→ **INFORMATION SHOWN**:
┌────────

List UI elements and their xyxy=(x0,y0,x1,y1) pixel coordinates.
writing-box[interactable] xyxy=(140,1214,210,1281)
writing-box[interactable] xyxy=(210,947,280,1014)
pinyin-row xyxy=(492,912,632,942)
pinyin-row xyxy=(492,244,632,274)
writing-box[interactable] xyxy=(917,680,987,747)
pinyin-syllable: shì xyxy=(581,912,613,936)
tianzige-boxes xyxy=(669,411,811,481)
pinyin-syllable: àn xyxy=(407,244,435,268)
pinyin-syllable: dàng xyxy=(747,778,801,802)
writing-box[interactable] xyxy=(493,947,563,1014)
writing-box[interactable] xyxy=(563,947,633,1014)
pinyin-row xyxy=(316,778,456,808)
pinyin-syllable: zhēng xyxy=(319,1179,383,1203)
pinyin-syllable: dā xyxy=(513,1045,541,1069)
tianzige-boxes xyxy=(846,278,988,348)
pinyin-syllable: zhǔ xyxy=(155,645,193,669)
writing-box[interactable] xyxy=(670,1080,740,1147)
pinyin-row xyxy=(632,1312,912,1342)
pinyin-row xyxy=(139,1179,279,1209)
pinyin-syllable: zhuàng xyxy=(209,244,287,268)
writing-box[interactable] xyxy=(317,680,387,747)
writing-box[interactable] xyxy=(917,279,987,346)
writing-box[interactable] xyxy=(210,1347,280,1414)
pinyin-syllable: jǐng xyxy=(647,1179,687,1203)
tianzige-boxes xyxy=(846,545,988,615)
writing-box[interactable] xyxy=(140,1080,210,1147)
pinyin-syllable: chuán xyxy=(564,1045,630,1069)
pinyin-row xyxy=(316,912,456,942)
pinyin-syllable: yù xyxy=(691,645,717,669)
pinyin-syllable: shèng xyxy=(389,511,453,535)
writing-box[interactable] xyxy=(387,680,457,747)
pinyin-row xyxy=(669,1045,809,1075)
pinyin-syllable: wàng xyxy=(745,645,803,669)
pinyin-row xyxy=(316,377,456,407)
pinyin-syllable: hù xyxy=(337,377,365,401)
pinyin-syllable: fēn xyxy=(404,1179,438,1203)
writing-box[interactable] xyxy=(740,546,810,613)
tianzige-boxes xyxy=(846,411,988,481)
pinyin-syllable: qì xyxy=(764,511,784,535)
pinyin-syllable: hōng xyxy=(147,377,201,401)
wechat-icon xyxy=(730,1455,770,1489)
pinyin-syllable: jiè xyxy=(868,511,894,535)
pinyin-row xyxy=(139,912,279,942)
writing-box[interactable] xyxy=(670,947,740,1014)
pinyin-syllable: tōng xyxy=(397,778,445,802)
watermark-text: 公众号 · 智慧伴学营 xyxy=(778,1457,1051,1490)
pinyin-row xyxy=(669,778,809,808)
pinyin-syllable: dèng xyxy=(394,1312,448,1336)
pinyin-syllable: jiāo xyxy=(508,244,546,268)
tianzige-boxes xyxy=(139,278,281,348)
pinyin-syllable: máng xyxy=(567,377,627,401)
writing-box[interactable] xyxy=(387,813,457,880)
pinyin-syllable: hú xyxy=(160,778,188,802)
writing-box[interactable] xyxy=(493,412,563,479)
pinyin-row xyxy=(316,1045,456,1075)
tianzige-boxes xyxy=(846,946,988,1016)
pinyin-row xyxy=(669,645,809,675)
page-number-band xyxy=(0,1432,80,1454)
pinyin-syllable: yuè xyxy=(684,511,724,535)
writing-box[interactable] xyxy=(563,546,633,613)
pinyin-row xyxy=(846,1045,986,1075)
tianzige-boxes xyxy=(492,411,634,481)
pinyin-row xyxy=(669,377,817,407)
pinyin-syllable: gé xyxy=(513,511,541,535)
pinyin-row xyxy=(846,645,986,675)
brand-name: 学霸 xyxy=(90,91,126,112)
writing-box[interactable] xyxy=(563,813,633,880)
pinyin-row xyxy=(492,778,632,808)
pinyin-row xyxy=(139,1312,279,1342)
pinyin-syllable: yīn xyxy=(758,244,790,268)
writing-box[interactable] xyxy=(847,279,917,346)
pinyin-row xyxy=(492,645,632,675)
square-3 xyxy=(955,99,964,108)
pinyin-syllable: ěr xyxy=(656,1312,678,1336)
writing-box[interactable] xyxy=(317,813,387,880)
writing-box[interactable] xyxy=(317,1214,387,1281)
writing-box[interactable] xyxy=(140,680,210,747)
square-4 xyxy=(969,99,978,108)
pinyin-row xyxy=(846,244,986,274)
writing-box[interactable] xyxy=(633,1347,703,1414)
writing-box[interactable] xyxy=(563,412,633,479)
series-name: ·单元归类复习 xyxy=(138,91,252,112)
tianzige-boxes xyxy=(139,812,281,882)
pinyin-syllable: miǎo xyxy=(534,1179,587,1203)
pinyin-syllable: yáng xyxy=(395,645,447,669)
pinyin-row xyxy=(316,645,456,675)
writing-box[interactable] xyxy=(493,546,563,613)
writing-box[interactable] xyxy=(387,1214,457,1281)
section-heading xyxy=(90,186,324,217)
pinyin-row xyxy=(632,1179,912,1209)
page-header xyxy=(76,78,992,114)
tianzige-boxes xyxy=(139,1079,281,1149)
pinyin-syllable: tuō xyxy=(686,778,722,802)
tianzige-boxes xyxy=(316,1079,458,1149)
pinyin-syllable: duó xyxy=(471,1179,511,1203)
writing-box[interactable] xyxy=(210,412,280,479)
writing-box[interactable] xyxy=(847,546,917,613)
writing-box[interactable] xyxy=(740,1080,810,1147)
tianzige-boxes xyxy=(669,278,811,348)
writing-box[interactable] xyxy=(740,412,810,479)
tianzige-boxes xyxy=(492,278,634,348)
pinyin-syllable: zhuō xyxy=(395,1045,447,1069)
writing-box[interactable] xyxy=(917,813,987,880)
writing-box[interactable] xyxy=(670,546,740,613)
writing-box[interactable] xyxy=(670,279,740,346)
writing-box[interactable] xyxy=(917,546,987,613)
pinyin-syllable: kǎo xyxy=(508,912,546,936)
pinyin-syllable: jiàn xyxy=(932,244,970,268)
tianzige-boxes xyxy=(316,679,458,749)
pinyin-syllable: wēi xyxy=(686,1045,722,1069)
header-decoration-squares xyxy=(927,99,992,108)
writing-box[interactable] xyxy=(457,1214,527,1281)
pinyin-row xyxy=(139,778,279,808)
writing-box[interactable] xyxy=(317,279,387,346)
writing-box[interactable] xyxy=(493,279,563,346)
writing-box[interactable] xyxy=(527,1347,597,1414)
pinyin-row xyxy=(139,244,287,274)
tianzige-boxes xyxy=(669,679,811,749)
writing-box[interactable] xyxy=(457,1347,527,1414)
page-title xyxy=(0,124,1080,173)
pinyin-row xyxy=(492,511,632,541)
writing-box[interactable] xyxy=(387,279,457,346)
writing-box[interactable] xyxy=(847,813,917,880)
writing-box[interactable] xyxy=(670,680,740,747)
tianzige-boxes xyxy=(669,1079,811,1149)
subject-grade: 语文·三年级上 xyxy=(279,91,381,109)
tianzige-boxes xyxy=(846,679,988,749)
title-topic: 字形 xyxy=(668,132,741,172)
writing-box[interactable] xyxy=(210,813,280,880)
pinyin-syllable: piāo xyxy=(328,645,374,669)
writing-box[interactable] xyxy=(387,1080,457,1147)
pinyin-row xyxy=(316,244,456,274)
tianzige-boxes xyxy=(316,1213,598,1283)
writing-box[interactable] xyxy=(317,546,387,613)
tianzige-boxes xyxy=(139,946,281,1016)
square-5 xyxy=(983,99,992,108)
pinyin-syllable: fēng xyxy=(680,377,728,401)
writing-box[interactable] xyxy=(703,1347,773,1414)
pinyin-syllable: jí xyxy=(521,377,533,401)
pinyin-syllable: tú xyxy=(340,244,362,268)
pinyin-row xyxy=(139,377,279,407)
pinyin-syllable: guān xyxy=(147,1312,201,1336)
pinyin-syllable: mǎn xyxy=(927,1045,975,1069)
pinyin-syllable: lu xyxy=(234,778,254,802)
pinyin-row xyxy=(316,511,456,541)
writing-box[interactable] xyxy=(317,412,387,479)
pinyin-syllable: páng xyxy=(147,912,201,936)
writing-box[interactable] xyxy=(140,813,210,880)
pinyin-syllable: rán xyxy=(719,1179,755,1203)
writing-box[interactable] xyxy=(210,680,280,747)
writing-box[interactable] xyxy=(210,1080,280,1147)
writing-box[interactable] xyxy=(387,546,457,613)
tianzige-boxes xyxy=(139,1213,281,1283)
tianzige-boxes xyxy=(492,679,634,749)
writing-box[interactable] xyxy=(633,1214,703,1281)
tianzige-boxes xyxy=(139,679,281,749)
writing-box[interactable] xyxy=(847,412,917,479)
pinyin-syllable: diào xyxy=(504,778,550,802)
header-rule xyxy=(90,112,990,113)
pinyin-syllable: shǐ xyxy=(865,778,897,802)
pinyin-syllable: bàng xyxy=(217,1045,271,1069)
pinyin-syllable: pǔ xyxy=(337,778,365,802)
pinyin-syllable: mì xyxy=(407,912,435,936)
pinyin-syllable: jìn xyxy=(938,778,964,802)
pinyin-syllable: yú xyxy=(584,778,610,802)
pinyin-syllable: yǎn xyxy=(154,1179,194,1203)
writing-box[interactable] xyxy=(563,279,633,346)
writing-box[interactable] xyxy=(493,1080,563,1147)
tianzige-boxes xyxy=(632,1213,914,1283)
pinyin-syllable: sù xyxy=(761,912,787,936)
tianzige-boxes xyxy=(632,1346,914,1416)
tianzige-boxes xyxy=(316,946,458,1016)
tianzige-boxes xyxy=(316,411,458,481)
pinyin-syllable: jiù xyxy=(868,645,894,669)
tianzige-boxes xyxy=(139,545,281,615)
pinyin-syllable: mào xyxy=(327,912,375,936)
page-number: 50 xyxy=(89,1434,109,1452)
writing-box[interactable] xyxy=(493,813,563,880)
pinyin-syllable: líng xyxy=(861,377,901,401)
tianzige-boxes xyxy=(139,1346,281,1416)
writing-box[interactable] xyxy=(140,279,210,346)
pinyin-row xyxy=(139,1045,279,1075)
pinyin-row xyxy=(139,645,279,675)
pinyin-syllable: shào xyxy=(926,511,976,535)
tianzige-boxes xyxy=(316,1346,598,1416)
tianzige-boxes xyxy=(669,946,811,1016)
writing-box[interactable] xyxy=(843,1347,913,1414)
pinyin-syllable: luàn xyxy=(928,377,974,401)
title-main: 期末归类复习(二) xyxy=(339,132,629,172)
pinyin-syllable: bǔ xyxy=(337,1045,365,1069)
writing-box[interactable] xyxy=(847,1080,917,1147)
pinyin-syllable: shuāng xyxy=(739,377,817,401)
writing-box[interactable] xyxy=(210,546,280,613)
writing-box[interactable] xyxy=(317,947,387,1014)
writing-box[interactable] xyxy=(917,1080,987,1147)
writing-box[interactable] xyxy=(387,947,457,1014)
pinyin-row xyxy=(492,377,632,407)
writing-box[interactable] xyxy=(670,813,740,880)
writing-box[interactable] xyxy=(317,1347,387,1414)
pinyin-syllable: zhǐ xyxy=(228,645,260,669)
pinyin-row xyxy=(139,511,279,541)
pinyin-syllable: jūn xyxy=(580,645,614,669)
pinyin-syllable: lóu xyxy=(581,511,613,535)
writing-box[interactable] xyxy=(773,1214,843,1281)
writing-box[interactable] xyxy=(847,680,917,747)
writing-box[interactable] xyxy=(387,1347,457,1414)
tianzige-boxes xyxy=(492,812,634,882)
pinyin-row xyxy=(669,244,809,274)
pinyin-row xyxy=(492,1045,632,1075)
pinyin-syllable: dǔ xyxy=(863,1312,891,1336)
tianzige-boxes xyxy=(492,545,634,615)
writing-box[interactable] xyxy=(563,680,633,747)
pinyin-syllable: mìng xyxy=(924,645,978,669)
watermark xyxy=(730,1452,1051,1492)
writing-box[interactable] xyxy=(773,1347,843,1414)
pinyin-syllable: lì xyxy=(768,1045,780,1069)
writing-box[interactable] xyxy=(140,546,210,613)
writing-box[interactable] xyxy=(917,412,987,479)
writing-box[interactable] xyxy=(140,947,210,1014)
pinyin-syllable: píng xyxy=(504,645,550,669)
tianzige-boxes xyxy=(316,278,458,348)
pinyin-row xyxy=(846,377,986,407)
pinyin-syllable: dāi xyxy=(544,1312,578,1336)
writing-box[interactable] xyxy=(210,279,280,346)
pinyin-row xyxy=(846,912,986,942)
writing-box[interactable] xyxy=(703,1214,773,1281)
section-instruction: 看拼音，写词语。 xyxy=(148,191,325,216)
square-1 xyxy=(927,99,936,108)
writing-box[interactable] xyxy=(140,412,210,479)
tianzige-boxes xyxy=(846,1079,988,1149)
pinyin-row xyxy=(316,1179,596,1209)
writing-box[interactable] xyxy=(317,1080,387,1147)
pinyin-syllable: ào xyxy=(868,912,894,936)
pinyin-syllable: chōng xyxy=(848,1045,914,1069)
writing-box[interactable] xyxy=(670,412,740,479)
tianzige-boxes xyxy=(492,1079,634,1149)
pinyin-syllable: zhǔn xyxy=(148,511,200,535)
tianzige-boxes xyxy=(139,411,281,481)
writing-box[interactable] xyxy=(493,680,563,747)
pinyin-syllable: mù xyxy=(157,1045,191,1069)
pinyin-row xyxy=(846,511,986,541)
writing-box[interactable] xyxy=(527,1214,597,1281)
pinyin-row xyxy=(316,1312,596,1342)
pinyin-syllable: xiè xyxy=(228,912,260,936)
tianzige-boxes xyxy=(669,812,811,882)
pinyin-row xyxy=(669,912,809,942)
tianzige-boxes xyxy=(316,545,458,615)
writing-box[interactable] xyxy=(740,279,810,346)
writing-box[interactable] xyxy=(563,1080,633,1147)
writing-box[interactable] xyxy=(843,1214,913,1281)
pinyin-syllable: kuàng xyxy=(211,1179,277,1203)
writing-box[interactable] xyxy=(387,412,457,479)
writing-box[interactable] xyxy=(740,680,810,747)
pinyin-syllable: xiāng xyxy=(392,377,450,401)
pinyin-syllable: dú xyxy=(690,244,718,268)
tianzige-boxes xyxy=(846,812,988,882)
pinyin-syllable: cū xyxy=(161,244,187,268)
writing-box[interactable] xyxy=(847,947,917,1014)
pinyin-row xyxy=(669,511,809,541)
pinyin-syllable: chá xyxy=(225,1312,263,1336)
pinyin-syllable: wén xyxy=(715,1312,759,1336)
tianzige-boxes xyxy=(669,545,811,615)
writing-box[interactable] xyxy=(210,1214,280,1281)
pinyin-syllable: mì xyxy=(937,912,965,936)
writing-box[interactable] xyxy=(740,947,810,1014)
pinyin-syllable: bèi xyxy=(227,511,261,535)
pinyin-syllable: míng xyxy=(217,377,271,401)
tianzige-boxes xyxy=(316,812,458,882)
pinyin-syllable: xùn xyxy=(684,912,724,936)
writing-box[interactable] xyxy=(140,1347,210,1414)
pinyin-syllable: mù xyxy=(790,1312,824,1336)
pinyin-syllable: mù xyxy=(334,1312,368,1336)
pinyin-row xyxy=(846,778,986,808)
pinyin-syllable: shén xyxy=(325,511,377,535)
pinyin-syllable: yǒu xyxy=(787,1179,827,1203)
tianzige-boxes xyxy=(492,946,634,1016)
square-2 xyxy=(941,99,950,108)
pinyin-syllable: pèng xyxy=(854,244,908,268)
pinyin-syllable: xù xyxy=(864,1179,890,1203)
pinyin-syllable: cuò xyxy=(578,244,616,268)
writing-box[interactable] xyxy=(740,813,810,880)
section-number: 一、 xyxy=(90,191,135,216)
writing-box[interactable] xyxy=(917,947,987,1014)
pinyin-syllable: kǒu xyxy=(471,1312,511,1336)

└────────
┌────────

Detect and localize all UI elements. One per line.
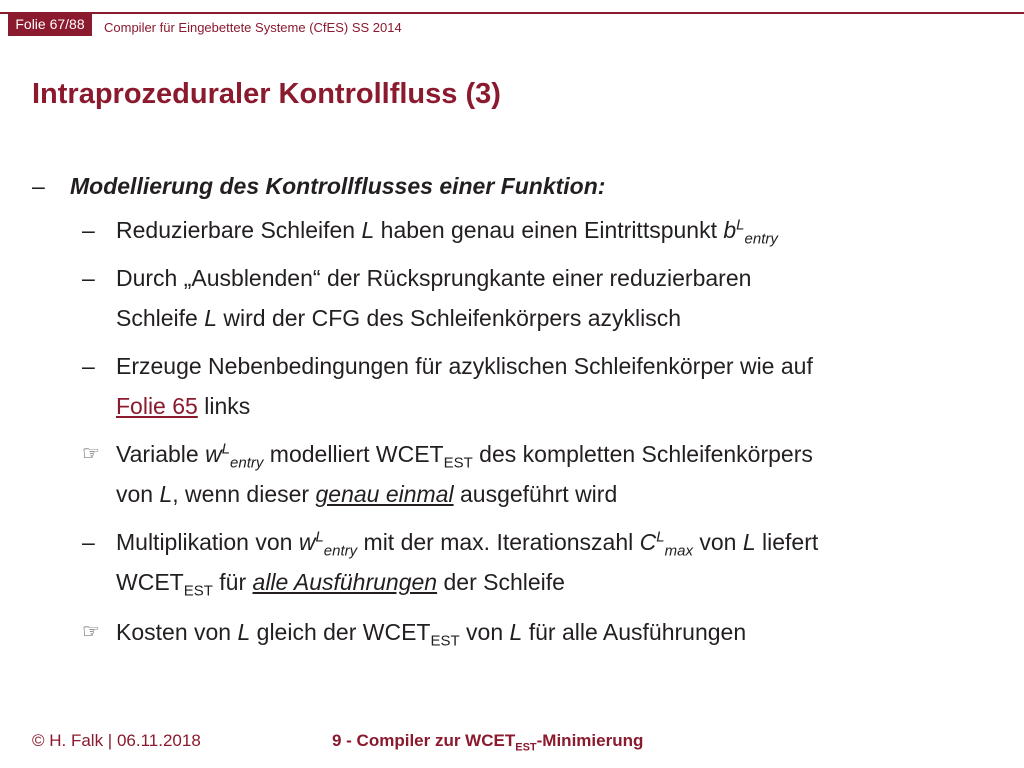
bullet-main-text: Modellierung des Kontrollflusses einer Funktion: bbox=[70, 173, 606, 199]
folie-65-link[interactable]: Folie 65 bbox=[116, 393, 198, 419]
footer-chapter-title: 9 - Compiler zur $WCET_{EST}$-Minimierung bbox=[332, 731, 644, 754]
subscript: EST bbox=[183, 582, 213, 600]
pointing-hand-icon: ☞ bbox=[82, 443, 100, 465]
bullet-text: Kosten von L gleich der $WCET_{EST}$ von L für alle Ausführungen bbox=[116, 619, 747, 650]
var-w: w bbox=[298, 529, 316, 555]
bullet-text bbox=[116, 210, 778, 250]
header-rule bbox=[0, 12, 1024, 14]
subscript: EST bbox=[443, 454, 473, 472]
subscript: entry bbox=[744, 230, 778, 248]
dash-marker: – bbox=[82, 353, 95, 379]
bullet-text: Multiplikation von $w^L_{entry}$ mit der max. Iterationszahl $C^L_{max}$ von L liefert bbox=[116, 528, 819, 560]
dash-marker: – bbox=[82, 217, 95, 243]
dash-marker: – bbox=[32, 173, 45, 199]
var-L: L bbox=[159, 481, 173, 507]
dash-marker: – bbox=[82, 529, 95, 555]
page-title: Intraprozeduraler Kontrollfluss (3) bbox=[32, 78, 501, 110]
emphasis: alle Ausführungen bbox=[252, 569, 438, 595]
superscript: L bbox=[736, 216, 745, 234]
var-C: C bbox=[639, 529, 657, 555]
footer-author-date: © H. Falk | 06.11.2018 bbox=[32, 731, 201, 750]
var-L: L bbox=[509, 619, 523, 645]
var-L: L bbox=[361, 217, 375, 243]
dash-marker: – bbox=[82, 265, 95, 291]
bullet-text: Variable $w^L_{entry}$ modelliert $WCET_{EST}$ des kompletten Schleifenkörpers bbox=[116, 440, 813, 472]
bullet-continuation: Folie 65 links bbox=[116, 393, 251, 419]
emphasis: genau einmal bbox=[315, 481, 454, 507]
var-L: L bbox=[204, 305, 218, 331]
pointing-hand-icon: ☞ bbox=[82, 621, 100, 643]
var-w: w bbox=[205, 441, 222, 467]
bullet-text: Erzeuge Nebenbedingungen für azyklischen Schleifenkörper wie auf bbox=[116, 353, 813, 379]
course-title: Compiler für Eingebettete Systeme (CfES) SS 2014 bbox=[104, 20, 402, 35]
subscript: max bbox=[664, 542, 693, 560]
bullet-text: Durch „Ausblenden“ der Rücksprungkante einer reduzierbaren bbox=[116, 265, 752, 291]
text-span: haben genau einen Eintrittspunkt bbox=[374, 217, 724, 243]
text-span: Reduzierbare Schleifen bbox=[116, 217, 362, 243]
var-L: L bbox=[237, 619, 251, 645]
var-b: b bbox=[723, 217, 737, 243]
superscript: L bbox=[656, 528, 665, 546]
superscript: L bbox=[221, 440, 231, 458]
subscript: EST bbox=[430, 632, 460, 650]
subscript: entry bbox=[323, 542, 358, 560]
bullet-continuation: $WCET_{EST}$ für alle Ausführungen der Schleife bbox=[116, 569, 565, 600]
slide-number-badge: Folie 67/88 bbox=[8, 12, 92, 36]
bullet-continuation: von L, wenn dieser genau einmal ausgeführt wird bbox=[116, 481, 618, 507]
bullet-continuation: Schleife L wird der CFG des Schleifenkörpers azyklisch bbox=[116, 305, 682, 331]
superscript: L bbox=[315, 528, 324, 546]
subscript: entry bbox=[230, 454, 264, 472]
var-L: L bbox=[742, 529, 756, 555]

└────────
┌────────

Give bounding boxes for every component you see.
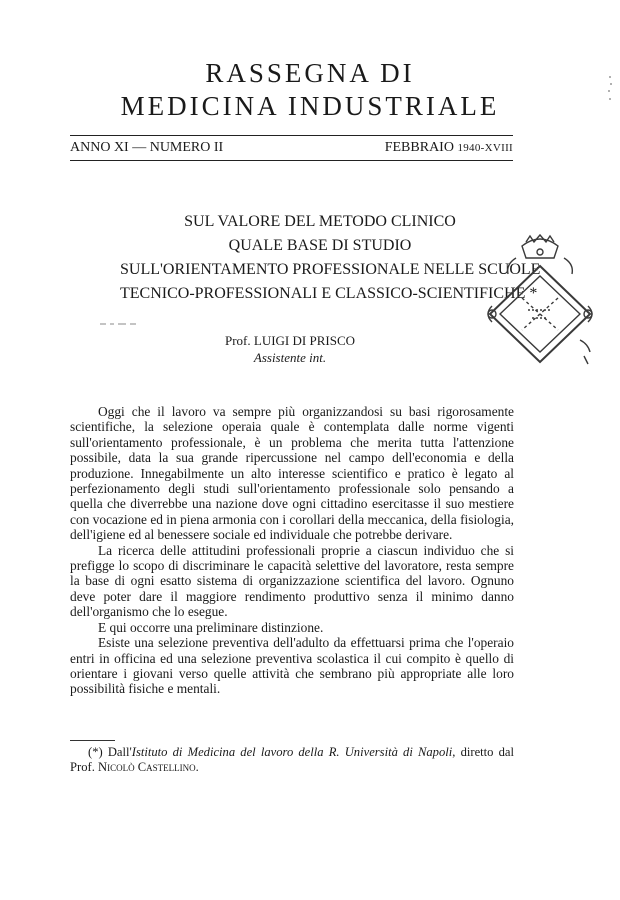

└────────

→ **WHAT IS REQUIRED**: Extract the items starting with the line that contains "List UI elements" and going on through the line that contains "writing-box[interactable] xyxy=(670,1080,740,1147)", and repeat them without any change.

→ **FULL ANSWER**:
List UI elements and their xyxy=(x0,y0,x1,y1) pixel coordinates.
writing-box[interactable] xyxy=(140,1214,210,1281)
writing-box[interactable] xyxy=(210,947,280,1014)
pinyin-row xyxy=(492,912,632,942)
pinyin-row xyxy=(492,244,632,274)
writing-box[interactable] xyxy=(917,680,987,747)
pinyin-syllable: shì xyxy=(581,912,613,936)
tianzige-boxes xyxy=(669,411,811,481)
pinyin-syllable: àn xyxy=(407,244,435,268)
pinyin-syllable: dàng xyxy=(747,778,801,802)
writing-box[interactable] xyxy=(493,947,563,1014)
writing-box[interactable] xyxy=(563,947,633,1014)
pinyin-row xyxy=(316,778,456,808)
pinyin-syllable: zhēng xyxy=(319,1179,383,1203)
pinyin-syllable: dā xyxy=(513,1045,541,1069)
tianzige-boxes xyxy=(846,278,988,348)
pinyin-syllable: zhǔ xyxy=(155,645,193,669)
writing-box[interactable] xyxy=(670,1080,740,1147)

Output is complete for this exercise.